- Problem description -
Your task is to give the data again, exactly, with every line intact.

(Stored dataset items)
= = = = = = =

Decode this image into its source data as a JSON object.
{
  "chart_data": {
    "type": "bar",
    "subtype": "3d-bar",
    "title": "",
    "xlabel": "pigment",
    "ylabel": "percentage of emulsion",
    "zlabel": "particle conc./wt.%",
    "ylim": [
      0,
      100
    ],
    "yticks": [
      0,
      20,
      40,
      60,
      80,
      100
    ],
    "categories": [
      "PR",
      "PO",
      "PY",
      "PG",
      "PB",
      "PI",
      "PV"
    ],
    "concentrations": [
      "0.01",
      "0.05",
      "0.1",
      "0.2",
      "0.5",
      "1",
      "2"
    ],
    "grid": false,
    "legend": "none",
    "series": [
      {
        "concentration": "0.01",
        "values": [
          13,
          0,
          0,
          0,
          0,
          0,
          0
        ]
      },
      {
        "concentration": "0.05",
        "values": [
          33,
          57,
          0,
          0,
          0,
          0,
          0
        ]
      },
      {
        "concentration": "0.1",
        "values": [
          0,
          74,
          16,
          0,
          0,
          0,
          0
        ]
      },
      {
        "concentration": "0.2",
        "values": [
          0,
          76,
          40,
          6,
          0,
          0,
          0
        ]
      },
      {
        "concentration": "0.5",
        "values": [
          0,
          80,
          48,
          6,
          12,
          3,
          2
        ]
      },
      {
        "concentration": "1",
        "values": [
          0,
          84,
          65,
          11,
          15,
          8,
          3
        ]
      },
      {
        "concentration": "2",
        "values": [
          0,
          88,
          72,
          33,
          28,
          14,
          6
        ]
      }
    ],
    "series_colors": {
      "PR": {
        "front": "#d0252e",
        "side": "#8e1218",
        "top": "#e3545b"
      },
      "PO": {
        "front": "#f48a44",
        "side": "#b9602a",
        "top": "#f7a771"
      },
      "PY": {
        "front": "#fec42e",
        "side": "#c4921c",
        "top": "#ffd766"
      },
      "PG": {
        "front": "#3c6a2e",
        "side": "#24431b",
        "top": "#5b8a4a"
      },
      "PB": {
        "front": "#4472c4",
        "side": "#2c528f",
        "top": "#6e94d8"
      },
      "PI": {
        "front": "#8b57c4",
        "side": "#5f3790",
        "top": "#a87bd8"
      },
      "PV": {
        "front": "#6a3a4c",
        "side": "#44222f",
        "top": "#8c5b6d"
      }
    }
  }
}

= = = = = = =

- Solution below -
Decode this image into its source data as a JSON object.
{
  "chart_data": {
    "type": "bar",
    "subtype": "3d-bar",
    "title": "",
    "xlabel": "pigment",
    "ylabel": "percentage of emulsion",
    "zlabel": "particle conc./wt.%",
    "ylim": [
      0,
      100
    ],
    "yticks": [
      0,
      20,
      40,
      60,
      80,
      100
    ],
    "categories": [
      "PR",
      "PO",
      "PY",
      "PG",
      "PB",
      "PI",
      "PV"
    ],
    "concentrations": [
      "0.01",
      "0.05",
      "0.1",
      "0.2",
      "0.5",
      "1",
      "2"
    ],
    "grid": false,
    "legend": "none",
    "series": [
      {
        "concentration": "0.01",
        "values": [
          13,
          0,
          0,
          0,
          0,
          0,
          0
        ]
      },
      {
        "concentration": "0.05",
        "values": [
          33,
          57,
          0,
          0,
          0,
          0,
          0
        ]
      },
      {
        "concentration": "0.1",
        "values": [
          0,
          74,
          16,
          0,
          0,
          0,
          0
        ]
      },
      {
        "concentration": "0.2",
        "values": [
          0,
          76,
          40,
          6,
          0,
          0,
          0
        ]
      },
      {
        "concentration": "0.5",
        "values": [
          0,
          80,
          48,
          6,
          12,
          3,
          2
        ]
      },
      {
        "concentration": "1",
        "values": [
          0,
          84,
          65,
          11,
          15,
          8,
          3
        ]
      },
      {
        "concentration": "2",
        "values": [
          0,
          88,
          72,
          33,
          28,
          14,
          6
        ]
      }
    ],
    "series_colors": {
      "PR": {
        "front": "#d0252e",
        "side": "#8e1218",
        "top": "#e3545b"
      },
      "PO": {
        "front": "#f48a44",
        "side": "#b9602a",
        "top": "#f7a771"
      },
      "PY": {
        "front": "#fec42e",
        "side": "#c4921c",
        "top": "#ffd766"
      },
      "PG": {
        "front": "#3c6a2e",
        "side": "#24431b",
        "top": "#5b8a4a"
      },
      "PB": {
        "front": "#4472c4",
        "side": "#2c528f",
        "top": "#6e94d8"
      },
      "PI": {
        "front": "#8b57c4",
        "side": "#5f3790",
        "top": "#a87bd8"
      },
      "PV": {
        "front": "#6a3a4c",
        "side": "#44222f",
        "top": "#8c5b6d"
      }
    }
  }
}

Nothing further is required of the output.